- [Short exercise] Nothing but the lines from the one containing "Output the text content of this document." through the last line should be written out, please, exactly as they stand.

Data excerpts
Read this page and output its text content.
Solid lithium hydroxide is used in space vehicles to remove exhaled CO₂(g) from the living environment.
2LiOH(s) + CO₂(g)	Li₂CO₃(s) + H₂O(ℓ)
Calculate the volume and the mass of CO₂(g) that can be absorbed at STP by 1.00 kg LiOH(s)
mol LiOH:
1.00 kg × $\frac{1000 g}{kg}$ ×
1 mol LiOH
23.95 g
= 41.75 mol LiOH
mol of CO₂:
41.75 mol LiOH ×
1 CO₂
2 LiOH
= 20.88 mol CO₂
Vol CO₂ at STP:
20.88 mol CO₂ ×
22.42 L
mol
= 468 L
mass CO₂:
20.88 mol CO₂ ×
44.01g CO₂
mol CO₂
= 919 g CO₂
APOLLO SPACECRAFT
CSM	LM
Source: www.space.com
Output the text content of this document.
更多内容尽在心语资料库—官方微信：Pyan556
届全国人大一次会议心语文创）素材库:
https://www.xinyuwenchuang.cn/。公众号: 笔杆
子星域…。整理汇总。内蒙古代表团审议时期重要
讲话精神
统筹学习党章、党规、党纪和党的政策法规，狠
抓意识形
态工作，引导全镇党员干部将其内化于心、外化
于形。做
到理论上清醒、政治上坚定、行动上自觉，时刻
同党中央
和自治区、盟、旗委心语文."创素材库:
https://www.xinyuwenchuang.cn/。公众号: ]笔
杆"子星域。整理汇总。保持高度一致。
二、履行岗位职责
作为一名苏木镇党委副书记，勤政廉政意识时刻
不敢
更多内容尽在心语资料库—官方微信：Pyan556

- [Completed task]
Output the text content of this document.
更多内容尽在心语资料库—官方微信：Pyan556
届全国人大一次会议心语文创）素材库:
https://www.xinyuwenchuang.cn/。公众号: 笔杆
子星域…。整理汇总。内蒙古代表团审议时期重要
讲话精神
统筹学习党章、党规、党纪和党的政策法规，狠
抓意识形
态工作，引导全镇党员干部将其内化于心、外化
于形。做
到理论上清醒、政治上坚定、行动上自觉，时刻
同党中央
和自治区、盟、旗委心语文."创素材库:
https://www.xinyuwenchuang.cn/。公众号: ]笔
杆"子星域。整理汇总。保持高度一致。
二、履行岗位职责
作为一名苏木镇党委副书记，勤政廉政意识时刻
不敢
更多内容尽在心语资料库—官方微信：Pyan556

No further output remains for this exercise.